-- Start of STORED ROWS --

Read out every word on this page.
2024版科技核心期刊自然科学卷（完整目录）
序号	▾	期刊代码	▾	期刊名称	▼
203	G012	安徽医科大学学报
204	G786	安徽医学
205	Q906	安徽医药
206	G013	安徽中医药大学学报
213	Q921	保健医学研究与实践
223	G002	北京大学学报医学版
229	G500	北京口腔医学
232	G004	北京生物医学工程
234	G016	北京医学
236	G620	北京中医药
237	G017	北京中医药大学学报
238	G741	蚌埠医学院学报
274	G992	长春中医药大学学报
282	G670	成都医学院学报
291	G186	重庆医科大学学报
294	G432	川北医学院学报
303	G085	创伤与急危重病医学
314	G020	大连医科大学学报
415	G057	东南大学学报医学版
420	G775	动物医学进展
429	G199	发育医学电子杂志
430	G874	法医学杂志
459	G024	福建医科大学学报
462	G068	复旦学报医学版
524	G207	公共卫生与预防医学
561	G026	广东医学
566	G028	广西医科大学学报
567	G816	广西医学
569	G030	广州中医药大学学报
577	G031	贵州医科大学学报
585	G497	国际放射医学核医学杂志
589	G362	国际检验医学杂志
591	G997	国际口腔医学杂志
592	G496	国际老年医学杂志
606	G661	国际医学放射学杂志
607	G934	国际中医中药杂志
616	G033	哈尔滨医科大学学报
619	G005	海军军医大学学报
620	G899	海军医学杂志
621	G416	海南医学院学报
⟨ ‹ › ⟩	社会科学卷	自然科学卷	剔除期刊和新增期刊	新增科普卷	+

-- End of STORED ROWS --
-- Start of STORED ROWS --

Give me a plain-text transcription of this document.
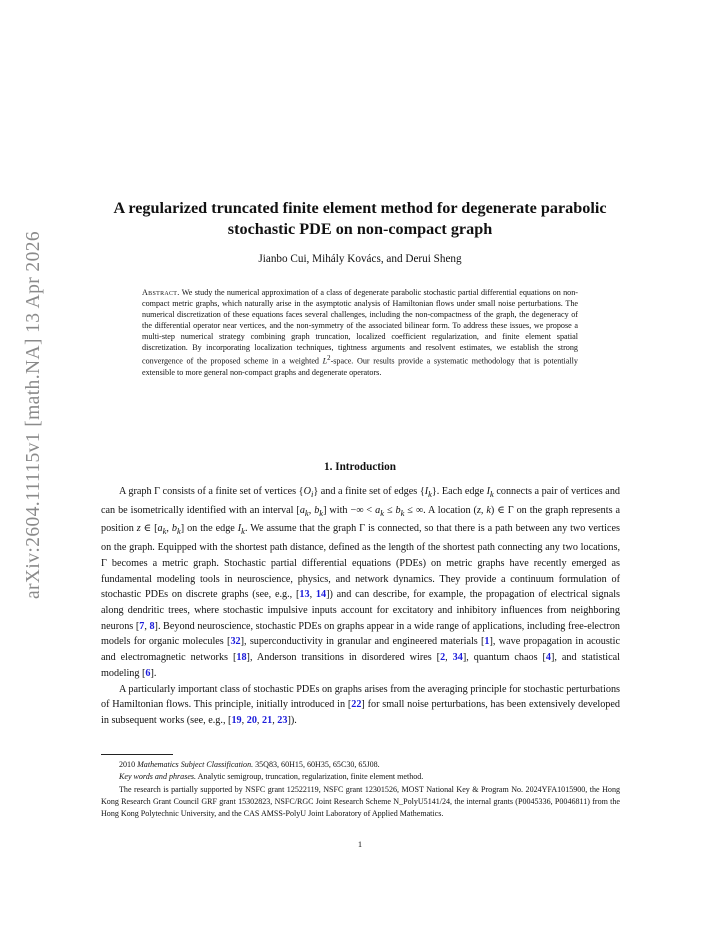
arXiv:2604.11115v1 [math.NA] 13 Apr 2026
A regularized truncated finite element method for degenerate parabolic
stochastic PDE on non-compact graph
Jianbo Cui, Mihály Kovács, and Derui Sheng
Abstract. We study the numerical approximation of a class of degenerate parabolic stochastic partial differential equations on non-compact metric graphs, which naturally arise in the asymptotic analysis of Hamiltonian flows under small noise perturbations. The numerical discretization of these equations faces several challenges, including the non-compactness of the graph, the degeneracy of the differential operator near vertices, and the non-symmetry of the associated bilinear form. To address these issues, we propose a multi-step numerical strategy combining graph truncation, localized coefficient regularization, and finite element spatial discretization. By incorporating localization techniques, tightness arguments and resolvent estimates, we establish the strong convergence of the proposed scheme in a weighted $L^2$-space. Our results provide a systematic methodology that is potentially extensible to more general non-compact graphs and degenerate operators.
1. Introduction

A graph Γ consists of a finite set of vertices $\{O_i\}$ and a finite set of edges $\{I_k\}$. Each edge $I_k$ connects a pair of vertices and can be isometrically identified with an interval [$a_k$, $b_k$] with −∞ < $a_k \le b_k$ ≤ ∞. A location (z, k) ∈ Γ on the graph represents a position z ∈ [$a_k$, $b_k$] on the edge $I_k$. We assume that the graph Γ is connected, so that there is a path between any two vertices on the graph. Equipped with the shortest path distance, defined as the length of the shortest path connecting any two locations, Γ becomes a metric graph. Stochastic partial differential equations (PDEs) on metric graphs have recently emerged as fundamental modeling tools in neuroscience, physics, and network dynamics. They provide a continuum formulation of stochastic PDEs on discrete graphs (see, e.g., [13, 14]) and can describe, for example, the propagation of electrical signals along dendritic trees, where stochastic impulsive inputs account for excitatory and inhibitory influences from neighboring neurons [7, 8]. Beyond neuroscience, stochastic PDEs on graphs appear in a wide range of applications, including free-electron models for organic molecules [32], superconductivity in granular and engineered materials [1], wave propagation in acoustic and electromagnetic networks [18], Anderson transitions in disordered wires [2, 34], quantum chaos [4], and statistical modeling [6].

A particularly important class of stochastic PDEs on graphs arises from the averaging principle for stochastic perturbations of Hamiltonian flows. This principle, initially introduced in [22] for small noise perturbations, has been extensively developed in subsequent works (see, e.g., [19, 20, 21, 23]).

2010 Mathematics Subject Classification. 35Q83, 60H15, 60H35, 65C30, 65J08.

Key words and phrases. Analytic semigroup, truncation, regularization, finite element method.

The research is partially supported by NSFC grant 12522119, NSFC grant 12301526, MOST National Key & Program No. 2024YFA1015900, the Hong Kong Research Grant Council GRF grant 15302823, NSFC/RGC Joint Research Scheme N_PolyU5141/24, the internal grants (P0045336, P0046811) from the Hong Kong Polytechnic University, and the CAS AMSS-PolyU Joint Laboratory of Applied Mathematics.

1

-- End of STORED ROWS --

— AIM —
Count every line in the preceding entries where the string "Hamiltonian" appears, then state only the total.

— RESPONSE TO THIS TASK —
2